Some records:
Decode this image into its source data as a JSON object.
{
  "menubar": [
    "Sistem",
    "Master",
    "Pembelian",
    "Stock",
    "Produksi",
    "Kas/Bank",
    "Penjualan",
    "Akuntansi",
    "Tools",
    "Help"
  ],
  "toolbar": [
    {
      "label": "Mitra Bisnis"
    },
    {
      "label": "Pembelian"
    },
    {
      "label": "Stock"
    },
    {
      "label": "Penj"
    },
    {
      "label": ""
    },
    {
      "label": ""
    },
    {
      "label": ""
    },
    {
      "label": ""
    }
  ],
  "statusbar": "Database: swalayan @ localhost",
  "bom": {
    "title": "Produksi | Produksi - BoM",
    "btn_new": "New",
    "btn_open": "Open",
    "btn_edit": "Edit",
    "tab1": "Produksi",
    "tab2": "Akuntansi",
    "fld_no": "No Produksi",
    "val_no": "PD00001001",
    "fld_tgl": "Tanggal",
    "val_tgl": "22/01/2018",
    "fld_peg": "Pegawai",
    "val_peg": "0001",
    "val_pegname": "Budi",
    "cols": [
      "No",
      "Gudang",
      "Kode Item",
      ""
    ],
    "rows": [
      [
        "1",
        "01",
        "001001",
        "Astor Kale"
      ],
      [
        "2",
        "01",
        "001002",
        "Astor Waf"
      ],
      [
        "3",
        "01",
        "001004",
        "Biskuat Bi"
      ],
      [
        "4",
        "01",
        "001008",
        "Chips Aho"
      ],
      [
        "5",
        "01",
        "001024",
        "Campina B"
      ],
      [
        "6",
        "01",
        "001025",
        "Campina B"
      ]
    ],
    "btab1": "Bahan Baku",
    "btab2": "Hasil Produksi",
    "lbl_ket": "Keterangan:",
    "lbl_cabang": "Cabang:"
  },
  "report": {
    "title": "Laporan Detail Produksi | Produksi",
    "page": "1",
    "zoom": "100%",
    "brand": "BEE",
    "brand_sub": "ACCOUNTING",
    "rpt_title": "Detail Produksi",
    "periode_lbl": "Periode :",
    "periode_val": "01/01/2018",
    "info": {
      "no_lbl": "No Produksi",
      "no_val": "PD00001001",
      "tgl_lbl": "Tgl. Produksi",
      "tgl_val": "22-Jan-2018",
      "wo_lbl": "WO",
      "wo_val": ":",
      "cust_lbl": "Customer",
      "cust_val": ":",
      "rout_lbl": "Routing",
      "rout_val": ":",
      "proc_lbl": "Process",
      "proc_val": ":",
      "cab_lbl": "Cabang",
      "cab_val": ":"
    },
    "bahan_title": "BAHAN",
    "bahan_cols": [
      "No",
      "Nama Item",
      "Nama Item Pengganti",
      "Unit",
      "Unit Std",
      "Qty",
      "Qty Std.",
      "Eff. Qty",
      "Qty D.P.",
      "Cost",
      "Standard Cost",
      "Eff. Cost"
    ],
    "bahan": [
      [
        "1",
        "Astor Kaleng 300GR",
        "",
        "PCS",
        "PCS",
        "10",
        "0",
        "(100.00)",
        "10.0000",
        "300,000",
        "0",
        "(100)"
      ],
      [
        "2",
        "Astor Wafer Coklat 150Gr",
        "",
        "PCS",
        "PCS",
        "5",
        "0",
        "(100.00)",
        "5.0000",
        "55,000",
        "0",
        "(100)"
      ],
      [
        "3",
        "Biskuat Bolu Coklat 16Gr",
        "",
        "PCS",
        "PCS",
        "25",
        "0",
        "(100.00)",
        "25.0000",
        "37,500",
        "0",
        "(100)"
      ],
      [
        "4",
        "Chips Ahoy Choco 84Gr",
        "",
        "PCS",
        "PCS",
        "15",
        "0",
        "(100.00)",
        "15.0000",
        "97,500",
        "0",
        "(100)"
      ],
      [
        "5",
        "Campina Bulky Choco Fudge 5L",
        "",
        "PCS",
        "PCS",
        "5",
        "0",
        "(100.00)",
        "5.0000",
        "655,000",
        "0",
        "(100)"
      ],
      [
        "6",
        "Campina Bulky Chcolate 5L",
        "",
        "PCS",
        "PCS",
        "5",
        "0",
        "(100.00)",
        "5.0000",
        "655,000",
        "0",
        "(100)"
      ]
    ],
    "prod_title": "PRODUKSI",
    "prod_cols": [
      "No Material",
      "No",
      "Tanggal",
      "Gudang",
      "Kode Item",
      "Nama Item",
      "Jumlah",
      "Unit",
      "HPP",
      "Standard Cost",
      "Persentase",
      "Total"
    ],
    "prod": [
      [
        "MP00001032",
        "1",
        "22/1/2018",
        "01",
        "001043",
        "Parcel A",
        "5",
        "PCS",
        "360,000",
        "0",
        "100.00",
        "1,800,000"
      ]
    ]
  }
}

DIRECTIONS: Gather and return every line that holds the string "Astor".

TASK SOLUTION:
        "Astor Kale"
        "Astor Waf"
        "Astor Kaleng 300GR",
        "Astor Wafer Coklat 150Gr",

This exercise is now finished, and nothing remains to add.